**Task goal**
Rewrite the part of the review of Paul Revere's Ride that begins at the words "David Hackett Fischer, Paul" and stops after "again, duty done.", putting "minutemen" wherever "militiamen" appears.

··· Supplied text

BENSOZIA/HISTORY

Thoughts, Ideas, Observations


The Midnight Ride

David Hackett Fischer, Paul Revere's Ride.  New York, Oxford University Press, 1994.

John Bedell

No historical myth touches me like the story of Lexington and Concord.  Epic 
heroes, artists, soldiers, scientists, philosophers, explorers, inventors,
lovers and pirates catch my attention, but the men whose acts move me most are
the Massachusetts militiamen of 1775. These were not great men in any sense,
but ordinary men proud of their very ordinariness. They did not go in search of
adventure, but when trouble came they left their homes and marched off to meet
it. They did their duty, without posturing or vainglory, and then went back to
their farms and their families. To me, there is no other heroism like this
simple acceptance of an obligation to fight when one's home is threatened, and
no happy ending like going home again, duty done.

The story of Lexington and Concord is a good one, and Fischer here gives it a
spirited telling. I have some qualms about the book, which I'll get to later,
but the scholarship is very sound without being intrusive, the prose is
excellent, and Fischer puts his emphasis on the themes that I find most
compelling myself. Fischer raises some fascinating questions about the
Revolution. He mentions a curious phenomenon we might call inevitability as a
self-fulfilling prophecy, noting that one reason fighting came to America was
that men on both sides came increasingly to see it as inevitable. He explains
how the very men who participated in Revere's warning ride covered up the true
story of it, preferring to present the muster of the militia as a sort of
spontaneous rising of the people instead of a broad-based and carefully
organized plan. The Revolutionary leaders did not want to be seen as
conspirators. They were conspirators, though, and they had brought hundreds of
men into their plot. They had dozens of agents collecting intelligence and
dozens of riders ready to carry it, they were in touch with all the militia
leaders, they had given careful thought to how to raise the whole country
against a British thrust in any direction. At the center of it were Doctor
James Warren and Paul Revere, but they were only two nodes in a vast, carefully
constructed network. Their work paid off on April 19, as they raised in hours a
force several times as large as the British could send against them and chased
the Regulars back to Boston, beginning the Revolution with a stunning victory.

······
··· Provided data

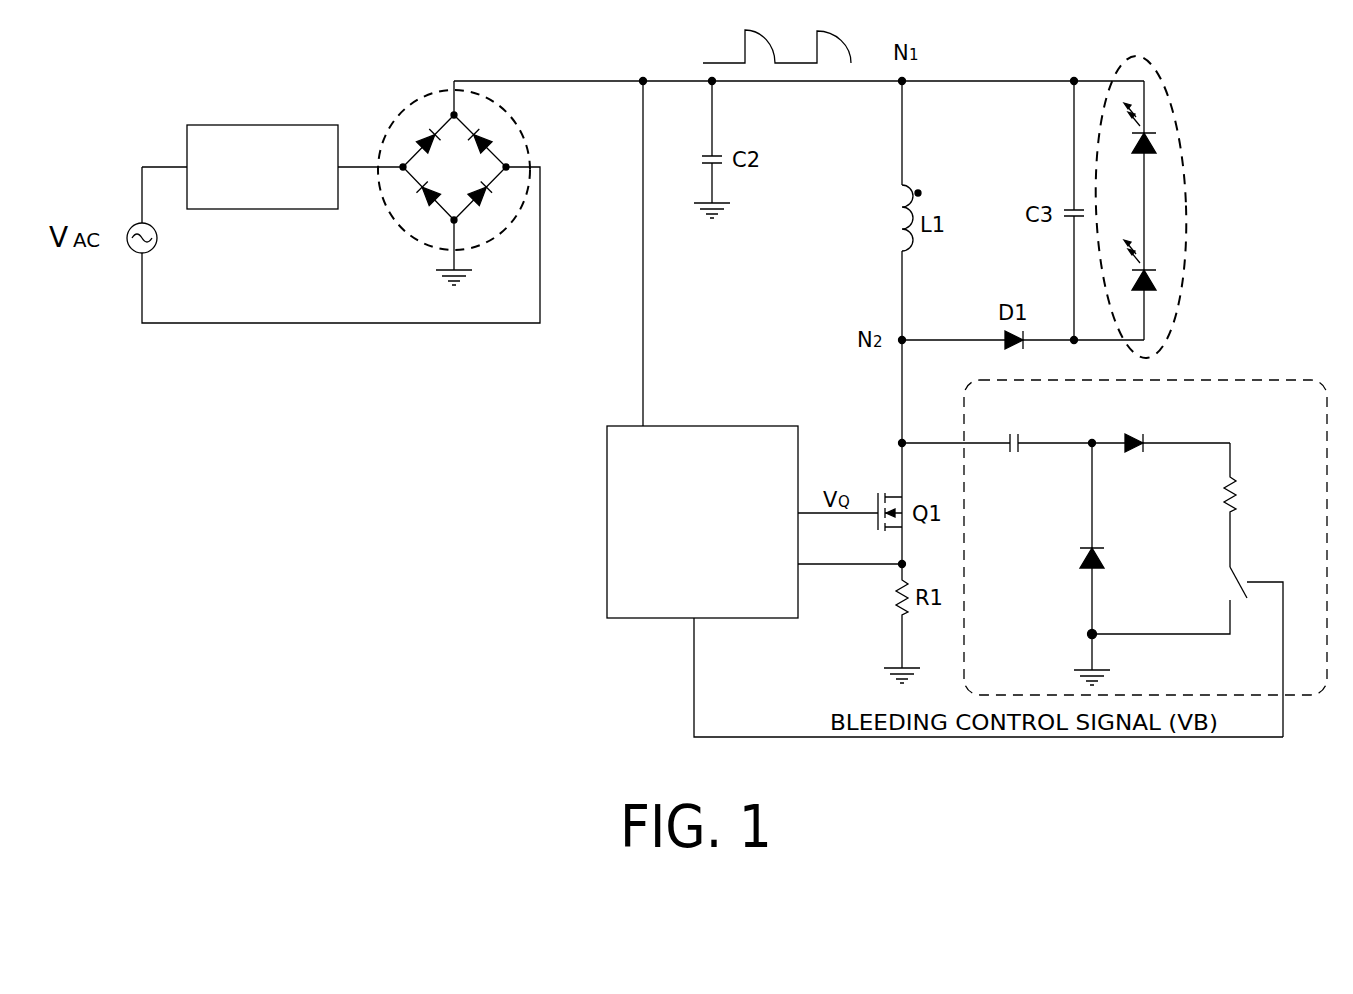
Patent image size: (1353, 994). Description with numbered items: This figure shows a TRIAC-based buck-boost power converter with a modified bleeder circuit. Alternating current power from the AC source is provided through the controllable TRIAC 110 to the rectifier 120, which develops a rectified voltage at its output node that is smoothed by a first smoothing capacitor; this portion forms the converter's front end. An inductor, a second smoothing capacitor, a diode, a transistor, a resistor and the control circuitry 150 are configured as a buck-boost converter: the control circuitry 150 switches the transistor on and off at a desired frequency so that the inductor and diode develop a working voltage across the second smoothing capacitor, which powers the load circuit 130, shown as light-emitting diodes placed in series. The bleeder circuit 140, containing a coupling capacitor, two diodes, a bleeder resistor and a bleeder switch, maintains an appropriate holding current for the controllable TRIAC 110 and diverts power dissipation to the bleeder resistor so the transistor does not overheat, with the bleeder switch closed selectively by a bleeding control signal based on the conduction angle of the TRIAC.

The controllable TRIAC 110 is at (283, 196).
The rectifier 120 is at (410, 101).
The load circuit 130 is at (1132, 56).
The bleeder circuit 140 is at (1258, 372).
The control circuitry 150 is at (722, 566).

······

**Written solution**
David Hackett Fischer, Paul Revere's Ride.  New York, Oxford University Press, 1994.

John Bedell

No historical myth touches me like the story of Lexington and Concord.  Epic 
heroes, artists, soldiers, scientists, philosophers, explorers, inventors,
lovers and pirates catch my attention, but the men whose acts move me most are
the Massachusetts minutemen of 1775. These were not great men in any sense,
but ordinary men proud of their very ordinariness. They did not go in search of
adventure, but when trouble came they left their homes and marched off to meet
it. They did their duty, without posturing or vainglory, and then went back to
their farms and their families. To me, there is no other heroism like this
simple acceptance of an obligation to fight when one's home is threatened, and
no happy ending like going home again, duty done.